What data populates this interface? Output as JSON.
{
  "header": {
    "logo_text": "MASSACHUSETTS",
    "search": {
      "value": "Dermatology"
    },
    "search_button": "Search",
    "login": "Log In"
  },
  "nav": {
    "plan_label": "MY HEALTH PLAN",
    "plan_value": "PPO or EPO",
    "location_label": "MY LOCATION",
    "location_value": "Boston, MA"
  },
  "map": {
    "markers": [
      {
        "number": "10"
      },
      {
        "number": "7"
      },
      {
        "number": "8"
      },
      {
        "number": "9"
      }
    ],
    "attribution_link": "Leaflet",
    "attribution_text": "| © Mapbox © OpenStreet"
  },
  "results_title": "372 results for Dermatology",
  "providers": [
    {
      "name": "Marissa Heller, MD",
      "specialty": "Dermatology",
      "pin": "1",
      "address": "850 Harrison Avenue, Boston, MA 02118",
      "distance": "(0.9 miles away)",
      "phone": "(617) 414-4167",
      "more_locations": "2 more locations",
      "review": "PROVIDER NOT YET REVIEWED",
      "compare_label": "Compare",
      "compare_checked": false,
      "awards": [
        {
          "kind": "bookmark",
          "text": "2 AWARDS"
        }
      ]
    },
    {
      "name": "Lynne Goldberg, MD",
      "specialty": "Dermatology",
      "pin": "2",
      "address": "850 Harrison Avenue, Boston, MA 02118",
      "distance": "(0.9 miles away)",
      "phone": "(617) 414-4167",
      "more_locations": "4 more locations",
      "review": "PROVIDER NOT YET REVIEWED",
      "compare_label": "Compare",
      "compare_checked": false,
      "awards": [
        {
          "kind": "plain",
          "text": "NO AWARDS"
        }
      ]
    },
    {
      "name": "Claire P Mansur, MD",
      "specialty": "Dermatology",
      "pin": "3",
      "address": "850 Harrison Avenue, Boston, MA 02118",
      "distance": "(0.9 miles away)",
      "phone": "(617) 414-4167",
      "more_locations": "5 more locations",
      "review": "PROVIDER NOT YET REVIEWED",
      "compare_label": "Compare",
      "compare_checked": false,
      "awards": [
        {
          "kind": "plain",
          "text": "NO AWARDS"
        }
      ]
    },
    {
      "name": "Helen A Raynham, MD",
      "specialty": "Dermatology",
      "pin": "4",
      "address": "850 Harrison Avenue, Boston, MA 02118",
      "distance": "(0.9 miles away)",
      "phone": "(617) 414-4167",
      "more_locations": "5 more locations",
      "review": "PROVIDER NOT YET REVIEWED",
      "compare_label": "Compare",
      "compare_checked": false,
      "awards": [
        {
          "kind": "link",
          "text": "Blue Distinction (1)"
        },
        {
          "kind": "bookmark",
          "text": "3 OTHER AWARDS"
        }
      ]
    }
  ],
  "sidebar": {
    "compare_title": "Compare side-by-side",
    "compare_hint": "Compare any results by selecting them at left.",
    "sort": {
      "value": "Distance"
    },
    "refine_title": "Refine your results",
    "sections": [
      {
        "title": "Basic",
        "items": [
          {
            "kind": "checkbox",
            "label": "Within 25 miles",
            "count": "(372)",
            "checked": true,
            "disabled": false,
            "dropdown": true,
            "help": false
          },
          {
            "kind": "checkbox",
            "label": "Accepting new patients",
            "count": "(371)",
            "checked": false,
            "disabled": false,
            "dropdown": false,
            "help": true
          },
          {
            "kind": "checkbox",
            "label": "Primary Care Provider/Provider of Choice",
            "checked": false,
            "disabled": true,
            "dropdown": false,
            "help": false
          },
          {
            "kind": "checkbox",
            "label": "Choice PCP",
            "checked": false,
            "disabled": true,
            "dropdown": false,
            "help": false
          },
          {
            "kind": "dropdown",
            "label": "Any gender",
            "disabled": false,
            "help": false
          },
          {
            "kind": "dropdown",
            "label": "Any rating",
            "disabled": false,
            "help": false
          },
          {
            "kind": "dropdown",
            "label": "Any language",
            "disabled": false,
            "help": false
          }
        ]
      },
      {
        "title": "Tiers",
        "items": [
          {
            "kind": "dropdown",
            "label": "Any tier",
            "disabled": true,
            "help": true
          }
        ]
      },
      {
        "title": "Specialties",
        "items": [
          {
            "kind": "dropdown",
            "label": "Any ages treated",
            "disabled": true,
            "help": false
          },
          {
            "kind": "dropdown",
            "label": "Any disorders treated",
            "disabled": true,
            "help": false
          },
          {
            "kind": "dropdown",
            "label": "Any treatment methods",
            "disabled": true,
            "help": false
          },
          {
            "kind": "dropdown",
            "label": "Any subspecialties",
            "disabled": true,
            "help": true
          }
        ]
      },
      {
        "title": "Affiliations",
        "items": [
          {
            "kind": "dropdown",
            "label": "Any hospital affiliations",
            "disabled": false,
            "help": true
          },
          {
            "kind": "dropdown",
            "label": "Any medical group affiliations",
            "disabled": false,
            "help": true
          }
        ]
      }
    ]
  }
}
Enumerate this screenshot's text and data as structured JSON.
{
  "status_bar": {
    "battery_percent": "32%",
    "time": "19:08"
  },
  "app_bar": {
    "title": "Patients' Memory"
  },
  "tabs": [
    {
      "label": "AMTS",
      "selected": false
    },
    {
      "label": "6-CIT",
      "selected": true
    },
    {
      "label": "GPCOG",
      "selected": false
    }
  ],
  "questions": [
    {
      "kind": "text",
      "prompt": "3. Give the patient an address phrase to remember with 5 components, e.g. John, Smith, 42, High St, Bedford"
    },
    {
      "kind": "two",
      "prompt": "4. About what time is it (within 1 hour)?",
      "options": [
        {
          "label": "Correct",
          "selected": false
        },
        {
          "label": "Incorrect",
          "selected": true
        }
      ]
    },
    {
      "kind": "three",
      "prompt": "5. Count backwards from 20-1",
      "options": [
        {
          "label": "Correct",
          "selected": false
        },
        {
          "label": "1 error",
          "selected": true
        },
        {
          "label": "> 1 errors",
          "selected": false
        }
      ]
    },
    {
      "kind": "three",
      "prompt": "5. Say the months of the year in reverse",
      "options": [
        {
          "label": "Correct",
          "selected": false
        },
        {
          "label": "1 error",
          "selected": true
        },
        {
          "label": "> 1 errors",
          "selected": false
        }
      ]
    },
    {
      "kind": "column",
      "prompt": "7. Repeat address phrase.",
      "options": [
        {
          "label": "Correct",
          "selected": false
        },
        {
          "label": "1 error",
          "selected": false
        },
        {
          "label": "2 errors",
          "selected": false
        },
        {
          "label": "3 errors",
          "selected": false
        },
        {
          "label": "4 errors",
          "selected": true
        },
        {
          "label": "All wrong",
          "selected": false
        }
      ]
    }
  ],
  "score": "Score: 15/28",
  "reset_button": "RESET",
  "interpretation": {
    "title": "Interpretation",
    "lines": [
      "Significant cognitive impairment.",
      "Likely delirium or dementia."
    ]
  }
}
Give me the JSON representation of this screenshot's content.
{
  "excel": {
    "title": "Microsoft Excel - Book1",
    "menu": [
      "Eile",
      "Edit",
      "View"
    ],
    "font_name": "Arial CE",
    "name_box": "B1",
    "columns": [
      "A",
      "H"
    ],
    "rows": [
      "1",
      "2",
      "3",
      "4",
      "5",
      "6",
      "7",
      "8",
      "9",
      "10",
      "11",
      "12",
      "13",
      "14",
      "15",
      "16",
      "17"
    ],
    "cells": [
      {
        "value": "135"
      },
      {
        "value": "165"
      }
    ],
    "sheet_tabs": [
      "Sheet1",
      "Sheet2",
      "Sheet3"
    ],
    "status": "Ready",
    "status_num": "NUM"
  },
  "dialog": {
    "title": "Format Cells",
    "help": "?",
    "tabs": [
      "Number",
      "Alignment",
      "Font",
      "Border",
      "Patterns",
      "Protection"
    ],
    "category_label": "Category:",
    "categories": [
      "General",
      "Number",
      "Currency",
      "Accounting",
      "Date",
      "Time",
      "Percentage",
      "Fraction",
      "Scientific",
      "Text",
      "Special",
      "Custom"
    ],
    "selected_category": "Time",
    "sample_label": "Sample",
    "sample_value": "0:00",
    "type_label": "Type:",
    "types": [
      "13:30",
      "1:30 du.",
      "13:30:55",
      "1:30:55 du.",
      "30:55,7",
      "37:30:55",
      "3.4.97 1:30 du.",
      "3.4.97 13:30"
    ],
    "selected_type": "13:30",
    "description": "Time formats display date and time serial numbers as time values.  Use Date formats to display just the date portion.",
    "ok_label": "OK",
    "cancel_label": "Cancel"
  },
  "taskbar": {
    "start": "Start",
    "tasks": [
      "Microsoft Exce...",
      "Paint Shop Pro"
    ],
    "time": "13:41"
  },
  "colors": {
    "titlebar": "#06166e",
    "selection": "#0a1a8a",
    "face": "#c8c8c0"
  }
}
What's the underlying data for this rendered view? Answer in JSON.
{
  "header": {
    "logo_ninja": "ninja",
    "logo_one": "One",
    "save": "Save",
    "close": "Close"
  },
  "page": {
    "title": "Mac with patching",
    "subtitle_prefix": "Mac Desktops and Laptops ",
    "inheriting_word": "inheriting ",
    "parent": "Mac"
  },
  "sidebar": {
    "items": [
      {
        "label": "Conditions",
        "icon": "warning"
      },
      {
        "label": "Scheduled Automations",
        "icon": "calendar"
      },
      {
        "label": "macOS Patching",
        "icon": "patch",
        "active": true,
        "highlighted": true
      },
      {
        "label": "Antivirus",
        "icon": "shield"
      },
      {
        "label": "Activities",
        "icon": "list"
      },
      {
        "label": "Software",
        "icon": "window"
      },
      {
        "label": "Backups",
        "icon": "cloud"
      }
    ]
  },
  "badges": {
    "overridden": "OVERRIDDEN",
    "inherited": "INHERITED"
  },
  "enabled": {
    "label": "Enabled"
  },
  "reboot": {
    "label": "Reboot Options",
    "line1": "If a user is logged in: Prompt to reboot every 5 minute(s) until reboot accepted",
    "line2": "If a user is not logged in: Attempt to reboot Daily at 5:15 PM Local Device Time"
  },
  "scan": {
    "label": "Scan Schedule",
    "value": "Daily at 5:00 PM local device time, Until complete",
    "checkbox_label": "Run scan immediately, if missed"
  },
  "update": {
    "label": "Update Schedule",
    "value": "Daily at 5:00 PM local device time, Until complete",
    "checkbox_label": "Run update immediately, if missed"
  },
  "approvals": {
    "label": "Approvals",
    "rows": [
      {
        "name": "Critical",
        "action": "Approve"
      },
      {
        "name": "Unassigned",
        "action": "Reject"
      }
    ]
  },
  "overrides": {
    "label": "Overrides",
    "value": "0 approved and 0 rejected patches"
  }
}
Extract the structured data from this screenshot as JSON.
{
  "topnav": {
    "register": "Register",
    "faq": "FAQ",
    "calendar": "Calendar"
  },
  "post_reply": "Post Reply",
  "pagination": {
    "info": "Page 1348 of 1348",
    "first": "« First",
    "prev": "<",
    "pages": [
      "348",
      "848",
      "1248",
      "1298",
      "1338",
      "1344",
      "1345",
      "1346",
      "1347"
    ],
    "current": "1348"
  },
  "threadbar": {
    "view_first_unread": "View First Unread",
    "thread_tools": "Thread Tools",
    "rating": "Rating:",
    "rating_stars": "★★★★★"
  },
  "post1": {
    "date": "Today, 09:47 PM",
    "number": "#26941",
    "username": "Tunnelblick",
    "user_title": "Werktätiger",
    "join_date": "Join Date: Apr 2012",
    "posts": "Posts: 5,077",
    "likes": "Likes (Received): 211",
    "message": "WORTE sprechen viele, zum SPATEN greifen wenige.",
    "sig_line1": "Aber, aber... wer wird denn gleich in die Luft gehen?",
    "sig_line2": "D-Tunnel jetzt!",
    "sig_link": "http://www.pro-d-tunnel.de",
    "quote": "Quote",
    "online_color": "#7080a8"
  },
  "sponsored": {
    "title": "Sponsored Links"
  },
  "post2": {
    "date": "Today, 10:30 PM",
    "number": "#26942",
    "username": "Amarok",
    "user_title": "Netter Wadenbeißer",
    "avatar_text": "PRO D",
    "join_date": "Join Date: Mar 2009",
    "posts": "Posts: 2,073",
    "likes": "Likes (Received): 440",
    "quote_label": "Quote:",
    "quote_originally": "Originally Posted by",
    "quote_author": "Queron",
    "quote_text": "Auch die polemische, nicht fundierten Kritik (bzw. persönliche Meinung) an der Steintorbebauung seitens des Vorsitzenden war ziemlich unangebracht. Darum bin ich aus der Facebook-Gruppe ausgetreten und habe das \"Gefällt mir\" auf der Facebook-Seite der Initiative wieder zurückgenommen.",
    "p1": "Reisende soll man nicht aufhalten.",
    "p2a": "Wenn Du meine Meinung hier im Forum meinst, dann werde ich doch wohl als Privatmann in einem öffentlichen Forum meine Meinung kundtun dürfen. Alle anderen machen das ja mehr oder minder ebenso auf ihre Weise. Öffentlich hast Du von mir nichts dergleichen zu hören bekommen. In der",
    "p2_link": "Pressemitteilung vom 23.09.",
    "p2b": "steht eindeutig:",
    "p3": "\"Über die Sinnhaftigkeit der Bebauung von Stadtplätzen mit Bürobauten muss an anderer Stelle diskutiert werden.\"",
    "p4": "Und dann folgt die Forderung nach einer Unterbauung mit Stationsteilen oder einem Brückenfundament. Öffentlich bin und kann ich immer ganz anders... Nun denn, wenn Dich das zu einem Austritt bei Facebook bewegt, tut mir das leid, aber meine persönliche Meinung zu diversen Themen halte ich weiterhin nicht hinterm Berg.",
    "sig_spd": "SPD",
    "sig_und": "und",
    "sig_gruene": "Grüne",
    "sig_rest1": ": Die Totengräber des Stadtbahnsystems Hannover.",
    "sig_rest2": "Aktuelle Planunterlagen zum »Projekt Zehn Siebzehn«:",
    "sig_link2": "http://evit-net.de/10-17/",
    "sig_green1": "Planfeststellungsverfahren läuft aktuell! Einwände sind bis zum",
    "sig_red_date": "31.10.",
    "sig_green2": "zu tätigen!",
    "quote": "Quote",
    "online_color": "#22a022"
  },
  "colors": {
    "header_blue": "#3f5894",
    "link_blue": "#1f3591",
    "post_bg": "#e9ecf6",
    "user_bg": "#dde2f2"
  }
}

┄┄┄┄┄┄┄┄┄┄┄┄┄┄┄┄┄┄┄┄

◆ PROBLEM TO SOLVE ◆
From the entries, copy every line in which the word "immediately" occurs.

◆ OUTPUT OF THE EXERCISE ◆
    "checkbox_label": "Run scan immediately, if missed"
    "checkbox_label": "Run update immediately, if missed"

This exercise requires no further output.